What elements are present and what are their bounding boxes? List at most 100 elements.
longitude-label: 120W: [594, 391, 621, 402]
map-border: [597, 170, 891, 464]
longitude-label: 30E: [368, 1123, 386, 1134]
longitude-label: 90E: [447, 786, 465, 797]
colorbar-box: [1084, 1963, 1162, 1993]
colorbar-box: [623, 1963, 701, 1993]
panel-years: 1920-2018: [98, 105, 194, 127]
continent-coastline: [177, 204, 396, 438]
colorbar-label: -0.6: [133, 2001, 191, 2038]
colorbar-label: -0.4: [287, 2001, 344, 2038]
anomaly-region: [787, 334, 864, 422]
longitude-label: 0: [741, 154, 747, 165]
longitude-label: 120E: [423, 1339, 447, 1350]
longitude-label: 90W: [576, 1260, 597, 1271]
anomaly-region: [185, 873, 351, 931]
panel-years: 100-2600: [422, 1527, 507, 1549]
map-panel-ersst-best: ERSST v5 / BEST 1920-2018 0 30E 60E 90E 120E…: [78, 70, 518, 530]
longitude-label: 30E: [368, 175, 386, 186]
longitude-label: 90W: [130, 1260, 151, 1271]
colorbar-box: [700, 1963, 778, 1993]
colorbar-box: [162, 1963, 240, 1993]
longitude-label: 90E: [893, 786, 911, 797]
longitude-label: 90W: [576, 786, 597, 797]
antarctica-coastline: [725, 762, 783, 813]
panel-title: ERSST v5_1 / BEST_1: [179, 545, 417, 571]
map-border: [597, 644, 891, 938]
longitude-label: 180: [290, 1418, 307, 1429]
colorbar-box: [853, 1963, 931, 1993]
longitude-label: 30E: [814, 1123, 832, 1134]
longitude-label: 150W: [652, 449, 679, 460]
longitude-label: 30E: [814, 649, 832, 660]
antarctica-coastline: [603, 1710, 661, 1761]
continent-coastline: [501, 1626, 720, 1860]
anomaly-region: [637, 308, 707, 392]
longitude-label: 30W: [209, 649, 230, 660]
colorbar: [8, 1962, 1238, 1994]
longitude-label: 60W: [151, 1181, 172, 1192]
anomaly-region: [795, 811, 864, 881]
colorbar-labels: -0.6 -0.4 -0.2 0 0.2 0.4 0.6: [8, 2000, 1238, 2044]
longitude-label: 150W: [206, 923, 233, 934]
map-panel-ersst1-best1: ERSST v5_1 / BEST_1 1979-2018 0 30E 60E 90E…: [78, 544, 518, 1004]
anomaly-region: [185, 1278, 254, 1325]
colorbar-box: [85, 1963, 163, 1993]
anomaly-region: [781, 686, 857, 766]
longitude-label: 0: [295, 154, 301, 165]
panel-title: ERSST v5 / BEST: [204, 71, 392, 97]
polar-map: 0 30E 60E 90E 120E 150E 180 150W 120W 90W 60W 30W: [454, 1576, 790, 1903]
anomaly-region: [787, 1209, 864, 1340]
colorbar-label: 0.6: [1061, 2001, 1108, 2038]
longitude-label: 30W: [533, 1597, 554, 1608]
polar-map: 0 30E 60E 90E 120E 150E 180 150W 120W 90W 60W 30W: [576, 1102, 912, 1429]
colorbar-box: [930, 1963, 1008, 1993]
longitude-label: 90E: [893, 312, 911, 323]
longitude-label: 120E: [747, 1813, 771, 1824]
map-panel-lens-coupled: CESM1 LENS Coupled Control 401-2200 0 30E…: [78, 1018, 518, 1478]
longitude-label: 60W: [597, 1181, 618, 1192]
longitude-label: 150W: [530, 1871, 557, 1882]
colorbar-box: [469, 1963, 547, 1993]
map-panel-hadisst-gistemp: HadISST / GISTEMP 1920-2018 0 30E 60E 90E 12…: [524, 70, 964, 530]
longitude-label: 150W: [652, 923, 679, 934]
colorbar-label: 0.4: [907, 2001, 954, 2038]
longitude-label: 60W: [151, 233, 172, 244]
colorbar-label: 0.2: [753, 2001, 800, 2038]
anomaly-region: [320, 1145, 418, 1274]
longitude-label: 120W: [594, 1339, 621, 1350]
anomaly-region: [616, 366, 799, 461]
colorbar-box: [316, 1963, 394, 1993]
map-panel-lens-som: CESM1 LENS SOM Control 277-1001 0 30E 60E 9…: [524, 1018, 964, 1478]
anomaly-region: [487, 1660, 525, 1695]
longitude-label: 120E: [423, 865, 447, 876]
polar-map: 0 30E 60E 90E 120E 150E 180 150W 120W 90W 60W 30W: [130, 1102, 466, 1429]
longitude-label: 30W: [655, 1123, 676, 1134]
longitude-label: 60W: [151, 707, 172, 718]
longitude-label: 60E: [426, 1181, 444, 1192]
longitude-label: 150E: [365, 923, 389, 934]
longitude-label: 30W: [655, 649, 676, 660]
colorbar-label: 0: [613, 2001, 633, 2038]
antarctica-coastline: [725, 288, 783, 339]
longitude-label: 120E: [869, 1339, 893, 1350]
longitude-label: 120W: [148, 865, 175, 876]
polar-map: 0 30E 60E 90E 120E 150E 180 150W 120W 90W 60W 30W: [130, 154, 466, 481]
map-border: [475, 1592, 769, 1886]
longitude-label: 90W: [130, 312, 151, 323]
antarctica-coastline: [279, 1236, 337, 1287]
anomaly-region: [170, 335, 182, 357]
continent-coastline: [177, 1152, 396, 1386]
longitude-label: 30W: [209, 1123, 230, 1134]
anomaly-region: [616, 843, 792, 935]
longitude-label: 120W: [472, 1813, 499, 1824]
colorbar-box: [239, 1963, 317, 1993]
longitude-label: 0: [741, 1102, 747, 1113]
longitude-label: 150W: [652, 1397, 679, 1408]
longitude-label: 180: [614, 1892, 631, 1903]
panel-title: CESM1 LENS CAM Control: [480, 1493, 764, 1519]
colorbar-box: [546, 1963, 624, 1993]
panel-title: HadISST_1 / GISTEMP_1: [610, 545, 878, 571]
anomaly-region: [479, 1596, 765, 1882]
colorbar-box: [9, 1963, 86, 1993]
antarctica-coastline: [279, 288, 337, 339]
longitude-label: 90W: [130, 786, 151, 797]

_ _ _ _

(EXERCISE DETAILS):
Duplicate every one of the records above, line for line, with no change to any character.

(WRITTEN SOLUTION):
What elements are present and what are their bounding boxes? List at most 100 elements.
longitude-label: 120W: [594, 391, 621, 402]
map-border: [597, 170, 891, 464]
longitude-label: 30E: [368, 1123, 386, 1134]
longitude-label: 90E: [447, 786, 465, 797]
colorbar-box: [1084, 1963, 1162, 1993]
colorbar-box: [623, 1963, 701, 1993]
panel-years: 1920-2018: [98, 105, 194, 127]
continent-coastline: [177, 204, 396, 438]
colorbar-label: -0.6: [133, 2001, 191, 2038]
colorbar-label: -0.4: [287, 2001, 344, 2038]
anomaly-region: [787, 334, 864, 422]
longitude-label: 0: [741, 154, 747, 165]
longitude-label: 120E: [423, 1339, 447, 1350]
longitude-label: 90W: [576, 1260, 597, 1271]
anomaly-region: [185, 873, 351, 931]
panel-years: 100-2600: [422, 1527, 507, 1549]
map-panel-ersst-best: ERSST v5 / BEST 1920-2018 0 30E 60E 90E 120E…: [78, 70, 518, 530]
longitude-label: 30E: [368, 175, 386, 186]
longitude-label: 90W: [130, 1260, 151, 1271]
colorbar-box: [700, 1963, 778, 1993]
colorbar-box: [162, 1963, 240, 1993]
longitude-label: 90E: [893, 786, 911, 797]
longitude-label: 90W: [576, 786, 597, 797]
antarctica-coastline: [725, 762, 783, 813]
panel-title: ERSST v5_1 / BEST_1: [179, 545, 417, 571]
map-border: [597, 644, 891, 938]
longitude-label: 180: [290, 1418, 307, 1429]
colorbar-box: [853, 1963, 931, 1993]
longitude-label: 30E: [814, 1123, 832, 1134]
longitude-label: 150W: [652, 449, 679, 460]
longitude-label: 30E: [814, 649, 832, 660]
antarctica-coastline: [603, 1710, 661, 1761]
continent-coastline: [501, 1626, 720, 1860]
anomaly-region: [637, 308, 707, 392]
longitude-label: 30W: [209, 649, 230, 660]
colorbar: [8, 1962, 1238, 1994]
longitude-label: 60W: [151, 1181, 172, 1192]
anomaly-region: [795, 811, 864, 881]
colorbar-labels: -0.6 -0.4 -0.2 0 0.2 0.4 0.6: [8, 2000, 1238, 2044]
longitude-label: 150W: [206, 923, 233, 934]
map-panel-ersst1-best1: ERSST v5_1 / BEST_1 1979-2018 0 30E 60E 90E…: [78, 544, 518, 1004]
anomaly-region: [185, 1278, 254, 1325]
colorbar-box: [85, 1963, 163, 1993]
anomaly-region: [781, 686, 857, 766]
longitude-label: 0: [295, 154, 301, 165]
panel-title: ERSST v5 / BEST: [204, 71, 392, 97]
polar-map: 0 30E 60E 90E 120E 150E 180 150W 120W 90W 60W 30W: [454, 1576, 790, 1903]
anomaly-region: [787, 1209, 864, 1340]
colorbar-label: 0.6: [1061, 2001, 1108, 2038]
longitude-label: 30W: [533, 1597, 554, 1608]
polar-map: 0 30E 60E 90E 120E 150E 180 150W 120W 90W 60W 30W: [576, 1102, 912, 1429]
colorbar-box: [930, 1963, 1008, 1993]
longitude-label: 90E: [893, 312, 911, 323]
longitude-label: 120E: [747, 1813, 771, 1824]
map-panel-lens-coupled: CESM1 LENS Coupled Control 401-2200 0 30E…: [78, 1018, 518, 1478]
longitude-label: 60W: [597, 1181, 618, 1192]
longitude-label: 150W: [530, 1871, 557, 1882]
colorbar-box: [469, 1963, 547, 1993]
map-panel-hadisst-gistemp: HadISST / GISTEMP 1920-2018 0 30E 60E 90E 12…: [524, 70, 964, 530]
longitude-label: 150W: [652, 923, 679, 934]
colorbar-label: 0.4: [907, 2001, 954, 2038]
longitude-label: 60W: [151, 233, 172, 244]
colorbar-label: 0.2: [753, 2001, 800, 2038]
anomaly-region: [320, 1145, 418, 1274]
longitude-label: 120W: [594, 1339, 621, 1350]
anomaly-region: [616, 366, 799, 461]
colorbar-box: [316, 1963, 394, 1993]
map-panel-lens-som: CESM1 LENS SOM Control 277-1001 0 30E 60E 9…: [524, 1018, 964, 1478]
anomaly-region: [487, 1660, 525, 1695]
longitude-label: 120E: [423, 865, 447, 876]
polar-map: 0 30E 60E 90E 120E 150E 180 150W 120W 90W 60W 30W: [130, 1102, 466, 1429]
longitude-label: 30W: [655, 1123, 676, 1134]
longitude-label: 60W: [151, 707, 172, 718]
longitude-label: 60E: [426, 1181, 444, 1192]
longitude-label: 150E: [365, 923, 389, 934]
longitude-label: 30W: [655, 649, 676, 660]
colorbar-label: 0: [613, 2001, 633, 2038]
antarctica-coastline: [725, 288, 783, 339]
longitude-label: 120E: [869, 1339, 893, 1350]
longitude-label: 120W: [148, 865, 175, 876]
polar-map: 0 30E 60E 90E 120E 150E 180 150W 120W 90W 60W 30W: [130, 154, 466, 481]
map-border: [475, 1592, 769, 1886]
longitude-label: 90W: [130, 312, 151, 323]
antarctica-coastline: [279, 1236, 337, 1287]
anomaly-region: [170, 335, 182, 357]
continent-coastline: [177, 1152, 396, 1386]
longitude-label: 30W: [209, 1123, 230, 1134]
anomaly-region: [616, 843, 792, 935]
longitude-label: 120W: [472, 1813, 499, 1824]
colorbar-box: [239, 1963, 317, 1993]
longitude-label: 0: [741, 1102, 747, 1113]
longitude-label: 150W: [652, 1397, 679, 1408]
longitude-label: 180: [614, 1892, 631, 1903]
panel-title: CESM1 LENS CAM Control: [480, 1493, 764, 1519]
colorbar-box: [546, 1963, 624, 1993]
panel-title: HadISST_1 / GISTEMP_1: [610, 545, 878, 571]
anomaly-region: [479, 1596, 765, 1882]
colorbar-box: [9, 1963, 86, 1993]
antarctica-coastline: [279, 288, 337, 339]
longitude-label: 90W: [130, 786, 151, 797]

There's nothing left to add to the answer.